#### [TASK OBJECTIVE]
Repeat, exactly and completely, the entries shown underneath.

#### [INFORMATION PROVIDED]
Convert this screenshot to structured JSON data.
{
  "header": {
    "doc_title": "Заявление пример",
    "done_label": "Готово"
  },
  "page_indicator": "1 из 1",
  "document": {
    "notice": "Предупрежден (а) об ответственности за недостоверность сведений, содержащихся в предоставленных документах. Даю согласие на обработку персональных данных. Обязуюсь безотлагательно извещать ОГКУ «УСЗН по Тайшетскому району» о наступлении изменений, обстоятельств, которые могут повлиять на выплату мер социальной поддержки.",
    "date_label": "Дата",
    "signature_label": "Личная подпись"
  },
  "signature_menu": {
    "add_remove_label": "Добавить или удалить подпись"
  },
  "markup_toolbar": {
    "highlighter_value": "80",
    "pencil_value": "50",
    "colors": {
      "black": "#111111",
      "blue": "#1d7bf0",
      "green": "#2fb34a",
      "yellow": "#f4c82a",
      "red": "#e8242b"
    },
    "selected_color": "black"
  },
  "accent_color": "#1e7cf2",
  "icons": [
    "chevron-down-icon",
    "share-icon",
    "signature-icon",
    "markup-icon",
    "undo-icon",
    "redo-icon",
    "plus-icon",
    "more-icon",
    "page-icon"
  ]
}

#### [OUTPUT FOR THIS TASK]
Convert this screenshot to structured JSON data.
{
  "header": {
    "doc_title": "Заявление пример",
    "done_label": "Готово"
  },
  "page_indicator": "1 из 1",
  "document": {
    "notice": "Предупрежден (а) об ответственности за недостоверность сведений, содержащихся в предоставленных документах. Даю согласие на обработку персональных данных. Обязуюсь безотлагательно извещать ОГКУ «УСЗН по Тайшетскому району» о наступлении изменений, обстоятельств, которые могут повлиять на выплату мер социальной поддержки.",
    "date_label": "Дата",
    "signature_label": "Личная подпись"
  },
  "signature_menu": {
    "add_remove_label": "Добавить или удалить подпись"
  },
  "markup_toolbar": {
    "highlighter_value": "80",
    "pencil_value": "50",
    "colors": {
      "black": "#111111",
      "blue": "#1d7bf0",
      "green": "#2fb34a",
      "yellow": "#f4c82a",
      "red": "#e8242b"
    },
    "selected_color": "black"
  },
  "accent_color": "#1e7cf2",
  "icons": [
    "chevron-down-icon",
    "share-icon",
    "signature-icon",
    "markup-icon",
    "undo-icon",
    "redo-icon",
    "plus-icon",
    "more-icon",
    "page-icon"
  ]
}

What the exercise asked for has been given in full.